Your objective. Filter the entries and keep only the lines where the string "CAPACITY" appears.

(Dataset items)
------------

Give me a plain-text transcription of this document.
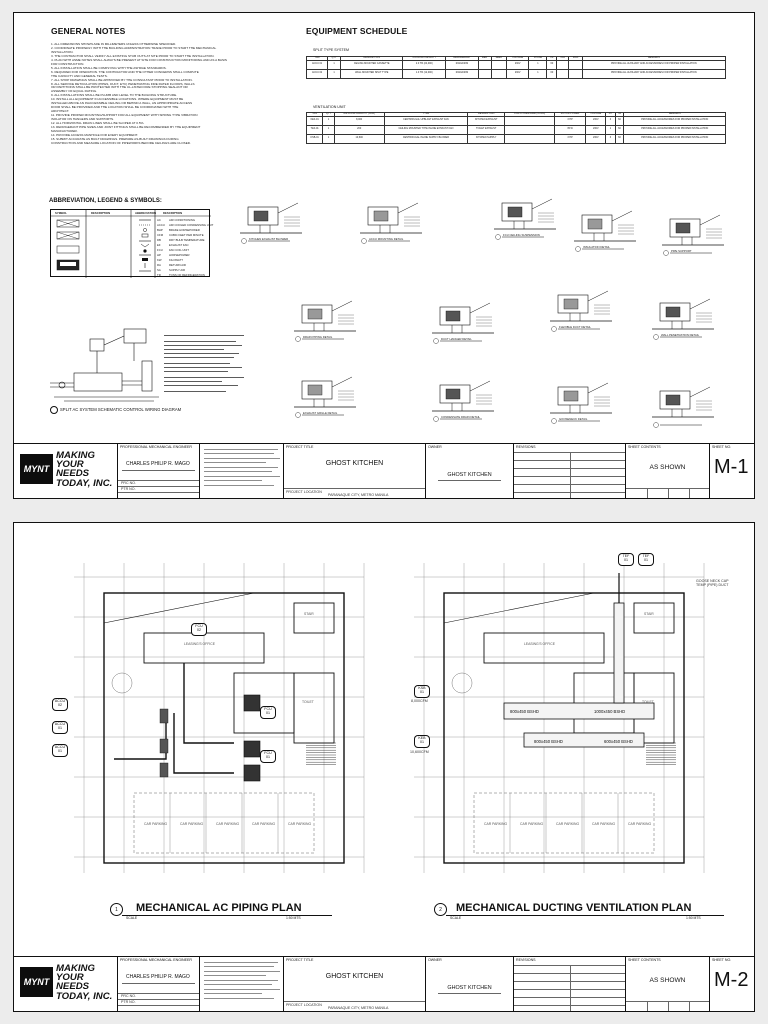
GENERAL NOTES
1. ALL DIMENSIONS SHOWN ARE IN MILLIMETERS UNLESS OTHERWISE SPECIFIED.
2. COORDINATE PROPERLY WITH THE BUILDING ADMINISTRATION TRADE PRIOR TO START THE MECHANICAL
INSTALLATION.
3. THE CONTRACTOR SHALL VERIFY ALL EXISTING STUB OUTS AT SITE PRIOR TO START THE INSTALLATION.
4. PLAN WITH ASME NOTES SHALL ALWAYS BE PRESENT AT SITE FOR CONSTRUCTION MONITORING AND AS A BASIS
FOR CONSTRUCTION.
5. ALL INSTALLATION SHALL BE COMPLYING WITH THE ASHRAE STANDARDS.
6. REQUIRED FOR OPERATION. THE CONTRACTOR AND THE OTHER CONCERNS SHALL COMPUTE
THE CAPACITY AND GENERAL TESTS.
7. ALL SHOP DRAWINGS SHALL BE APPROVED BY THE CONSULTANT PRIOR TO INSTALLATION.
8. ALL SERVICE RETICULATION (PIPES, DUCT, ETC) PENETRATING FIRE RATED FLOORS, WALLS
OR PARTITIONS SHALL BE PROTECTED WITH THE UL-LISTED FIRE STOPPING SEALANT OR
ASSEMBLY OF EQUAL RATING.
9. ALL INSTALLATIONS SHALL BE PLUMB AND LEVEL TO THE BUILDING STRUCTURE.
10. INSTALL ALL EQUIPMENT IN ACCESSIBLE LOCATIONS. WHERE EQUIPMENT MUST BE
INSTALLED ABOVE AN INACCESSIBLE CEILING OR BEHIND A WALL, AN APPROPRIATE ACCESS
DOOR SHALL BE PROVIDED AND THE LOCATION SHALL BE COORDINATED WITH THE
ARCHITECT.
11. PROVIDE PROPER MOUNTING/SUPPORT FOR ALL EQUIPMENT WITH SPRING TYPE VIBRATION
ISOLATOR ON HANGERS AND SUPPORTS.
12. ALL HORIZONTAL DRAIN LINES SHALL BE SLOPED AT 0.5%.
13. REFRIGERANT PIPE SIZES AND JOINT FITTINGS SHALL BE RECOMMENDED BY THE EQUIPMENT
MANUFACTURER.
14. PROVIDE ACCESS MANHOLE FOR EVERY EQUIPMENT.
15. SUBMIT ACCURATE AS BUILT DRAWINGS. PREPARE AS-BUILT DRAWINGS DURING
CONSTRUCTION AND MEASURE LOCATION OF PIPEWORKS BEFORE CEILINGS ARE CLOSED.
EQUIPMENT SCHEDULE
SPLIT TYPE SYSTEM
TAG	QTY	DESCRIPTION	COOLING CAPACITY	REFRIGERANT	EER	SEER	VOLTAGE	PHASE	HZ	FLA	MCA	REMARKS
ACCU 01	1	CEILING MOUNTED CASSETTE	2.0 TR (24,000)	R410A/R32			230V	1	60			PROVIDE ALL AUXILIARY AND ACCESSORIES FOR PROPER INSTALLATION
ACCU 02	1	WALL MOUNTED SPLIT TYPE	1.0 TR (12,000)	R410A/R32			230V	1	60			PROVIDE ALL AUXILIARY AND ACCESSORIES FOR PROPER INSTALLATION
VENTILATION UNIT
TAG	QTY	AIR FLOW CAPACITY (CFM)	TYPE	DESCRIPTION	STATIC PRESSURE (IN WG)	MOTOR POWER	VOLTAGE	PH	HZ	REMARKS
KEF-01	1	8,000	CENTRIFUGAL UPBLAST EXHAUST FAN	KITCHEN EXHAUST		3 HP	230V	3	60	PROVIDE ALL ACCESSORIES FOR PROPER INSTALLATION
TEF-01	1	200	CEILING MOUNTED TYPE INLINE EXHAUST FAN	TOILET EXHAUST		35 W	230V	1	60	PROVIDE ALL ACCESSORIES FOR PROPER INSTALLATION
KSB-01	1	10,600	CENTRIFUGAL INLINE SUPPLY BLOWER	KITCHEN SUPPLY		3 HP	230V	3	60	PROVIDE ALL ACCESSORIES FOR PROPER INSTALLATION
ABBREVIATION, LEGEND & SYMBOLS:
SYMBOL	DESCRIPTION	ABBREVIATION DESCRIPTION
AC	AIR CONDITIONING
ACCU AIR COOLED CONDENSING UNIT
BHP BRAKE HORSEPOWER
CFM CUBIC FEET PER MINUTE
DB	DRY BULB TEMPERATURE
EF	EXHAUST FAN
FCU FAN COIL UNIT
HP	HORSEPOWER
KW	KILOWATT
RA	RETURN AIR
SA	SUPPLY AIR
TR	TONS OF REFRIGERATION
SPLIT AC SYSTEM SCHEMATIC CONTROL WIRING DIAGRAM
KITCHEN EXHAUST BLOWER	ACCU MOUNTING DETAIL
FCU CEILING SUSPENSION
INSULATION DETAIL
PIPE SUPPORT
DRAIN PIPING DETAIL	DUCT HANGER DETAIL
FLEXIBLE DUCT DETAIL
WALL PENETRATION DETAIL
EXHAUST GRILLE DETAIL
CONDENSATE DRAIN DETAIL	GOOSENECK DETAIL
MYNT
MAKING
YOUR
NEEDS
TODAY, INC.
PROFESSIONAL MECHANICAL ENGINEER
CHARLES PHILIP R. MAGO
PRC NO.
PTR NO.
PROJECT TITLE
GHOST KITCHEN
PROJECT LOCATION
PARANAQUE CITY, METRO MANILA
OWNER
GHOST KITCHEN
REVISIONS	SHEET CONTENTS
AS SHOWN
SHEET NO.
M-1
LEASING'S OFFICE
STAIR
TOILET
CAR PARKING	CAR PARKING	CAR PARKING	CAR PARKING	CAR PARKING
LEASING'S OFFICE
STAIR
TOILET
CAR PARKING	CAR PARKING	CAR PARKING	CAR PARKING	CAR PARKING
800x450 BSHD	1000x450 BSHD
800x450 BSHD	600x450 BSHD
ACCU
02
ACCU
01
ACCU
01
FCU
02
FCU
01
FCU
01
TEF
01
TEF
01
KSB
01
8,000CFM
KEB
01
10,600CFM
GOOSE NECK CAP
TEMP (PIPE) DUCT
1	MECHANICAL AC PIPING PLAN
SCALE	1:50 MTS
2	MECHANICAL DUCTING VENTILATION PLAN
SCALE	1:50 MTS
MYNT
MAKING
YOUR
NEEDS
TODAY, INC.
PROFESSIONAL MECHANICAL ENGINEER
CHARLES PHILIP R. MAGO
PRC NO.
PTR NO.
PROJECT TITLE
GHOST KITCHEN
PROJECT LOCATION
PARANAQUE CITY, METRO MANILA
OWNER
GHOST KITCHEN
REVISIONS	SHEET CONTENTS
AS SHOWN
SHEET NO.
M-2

------------

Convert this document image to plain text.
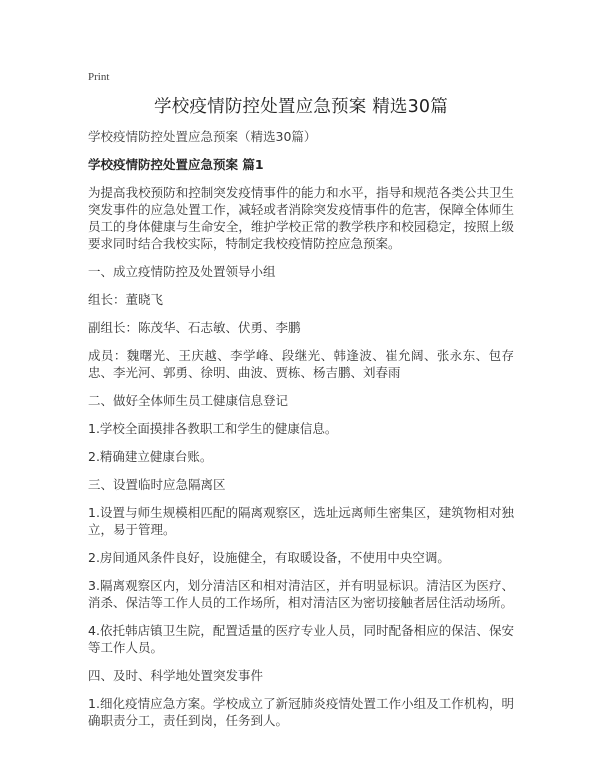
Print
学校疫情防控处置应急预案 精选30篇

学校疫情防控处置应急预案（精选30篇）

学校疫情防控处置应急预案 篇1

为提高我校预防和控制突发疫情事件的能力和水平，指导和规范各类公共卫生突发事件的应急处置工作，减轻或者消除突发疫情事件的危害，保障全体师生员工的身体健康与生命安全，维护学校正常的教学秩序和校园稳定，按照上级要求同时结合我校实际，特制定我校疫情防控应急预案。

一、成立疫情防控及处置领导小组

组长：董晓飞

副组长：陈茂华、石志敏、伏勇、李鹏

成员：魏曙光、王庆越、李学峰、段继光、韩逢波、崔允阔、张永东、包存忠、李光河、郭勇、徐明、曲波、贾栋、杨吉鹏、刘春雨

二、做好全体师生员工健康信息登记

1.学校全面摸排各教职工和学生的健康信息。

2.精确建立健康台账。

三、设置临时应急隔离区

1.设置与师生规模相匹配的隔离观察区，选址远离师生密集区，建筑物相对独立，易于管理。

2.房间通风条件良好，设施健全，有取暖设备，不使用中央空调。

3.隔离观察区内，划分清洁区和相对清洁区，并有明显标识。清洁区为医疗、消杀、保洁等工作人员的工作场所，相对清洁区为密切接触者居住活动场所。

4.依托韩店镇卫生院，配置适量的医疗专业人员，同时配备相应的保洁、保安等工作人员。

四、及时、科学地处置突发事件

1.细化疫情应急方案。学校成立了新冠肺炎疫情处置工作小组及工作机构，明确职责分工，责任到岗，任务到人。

------------

Complete response.
THE CAPACITY AND GENERAL TESTS.
TAG	QTY	DESCRIPTION	COOLING CAPACITY	REFRIGERANT	EER	SEER	VOLTAGE	PHASE	HZ	FLA	MCA	REMARKS
TAG	QTY	AIR FLOW CAPACITY (CFM)	TYPE	DESCRIPTION	STATIC PRESSURE (IN WG)	MOTOR POWER	VOLTAGE	PH	HZ	REMARKS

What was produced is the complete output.